[Figure record extracts]
┏━━

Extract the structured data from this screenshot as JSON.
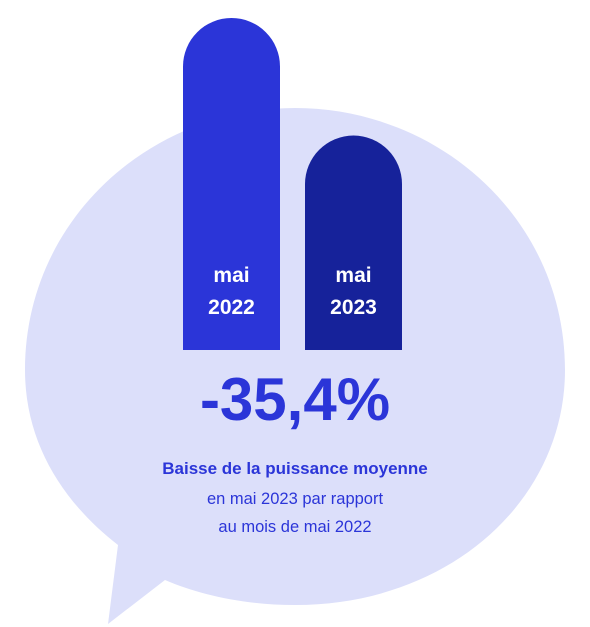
{
  "colors": {
    "bubble": "#dcdffa",
    "bar_2022": "#2b35d8",
    "bar_2023": "#16229a",
    "text": "#2b35d8"
  },
  "chart_data": {
    "type": "bar",
    "categories": [
      [
        "mai",
        "2022"
      ],
      [
        "mai",
        "2023"
      ]
    ],
    "values": [
      100,
      64.6
    ],
    "ylim": [
      0,
      100
    ],
    "annotation": "-35,4%"
  },
  "headline": "-35,4%",
  "caption": {
    "line1": "Baisse de la puissance moyenne",
    "line2": "en mai 2023 par rapport",
    "line3": "au mois de mai 2022"
  }
}
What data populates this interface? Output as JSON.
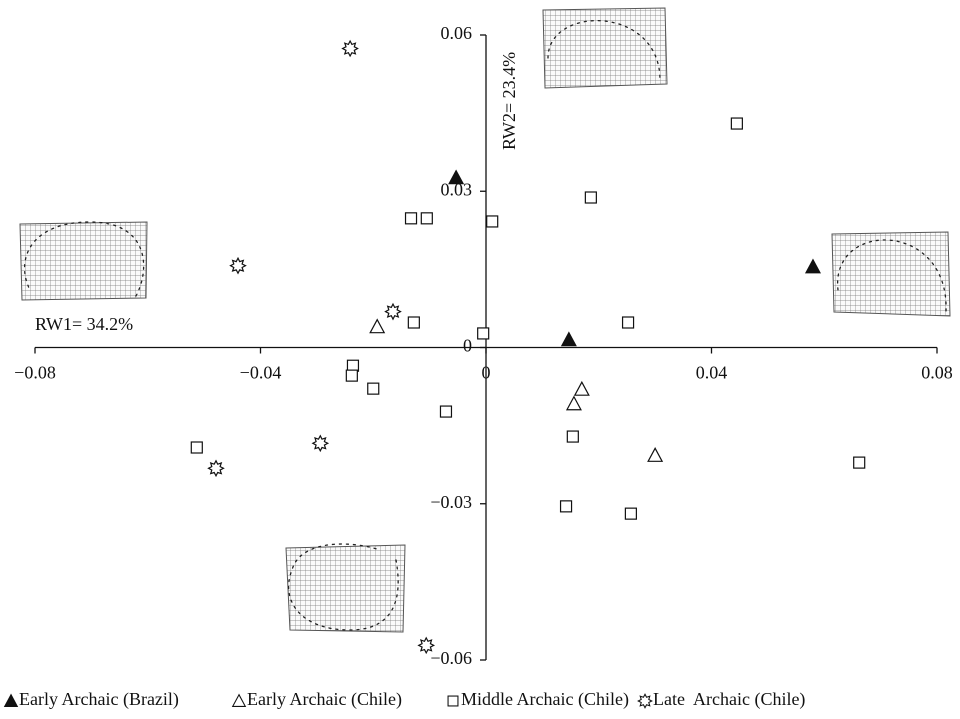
{
  "chart_data": {
    "type": "scatter",
    "x_label": "RW1= 34.2%",
    "y_label": "RW2= 23.4%",
    "xlim": [
      -0.08,
      0.08
    ],
    "ylim": [
      -0.06,
      0.06
    ],
    "xticks": [
      {
        "value": -0.08,
        "label": "−0.08"
      },
      {
        "value": -0.04,
        "label": "−0.04"
      },
      0,
      0.04,
      0.08
    ],
    "yticks": [
      {
        "value": -0.06,
        "label": "−0.06"
      },
      {
        "value": -0.03,
        "label": "−0.03"
      },
      0,
      0.03,
      0.06
    ],
    "series": [
      {
        "name": "Early Archaic (Brazil)",
        "marker": "triangle-filled",
        "color": "#111111",
        "x": [
          -0.0053,
          0.0147,
          0.058
        ],
        "values": [
          0.0326,
          0.0015,
          0.0155
        ]
      },
      {
        "name": "Early Archaic (Chile)",
        "marker": "triangle-open",
        "color": "#111111",
        "x": [
          -0.0193,
          0.017,
          0.0156,
          0.03
        ],
        "values": [
          0.004,
          -0.008,
          -0.0108,
          -0.0207
        ]
      },
      {
        "name": "Middle Archaic (Chile)",
        "marker": "square-open",
        "color": "#111111",
        "x": [
          0.0445,
          0.0186,
          -0.0133,
          -0.0105,
          0.0011,
          -0.0128,
          -0.0005,
          0.0252,
          -0.0236,
          -0.0238,
          -0.02,
          -0.0071,
          -0.0513,
          0.0154,
          0.0662,
          0.0142,
          0.0257
        ],
        "values": [
          0.043,
          0.0288,
          0.0248,
          0.0248,
          0.0242,
          0.0048,
          0.0027,
          0.0048,
          -0.0035,
          -0.0054,
          -0.0079,
          -0.0123,
          -0.0192,
          -0.0171,
          -0.0221,
          -0.0305,
          -0.0319
        ]
      },
      {
        "name": "Late  Archaic (Chile)",
        "marker": "star-open",
        "color": "#111111",
        "x": [
          -0.0241,
          -0.044,
          -0.0165,
          -0.0294,
          -0.0479,
          -0.0106
        ],
        "values": [
          0.0574,
          0.0157,
          0.0069,
          -0.0184,
          -0.0232,
          -0.0572
        ]
      }
    ]
  }
}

┗━━

Challenge: List the lines of the material in which the word "triangle" occurs.

Response:
        "marker": "triangle-filled",
        "marker": "triangle-open",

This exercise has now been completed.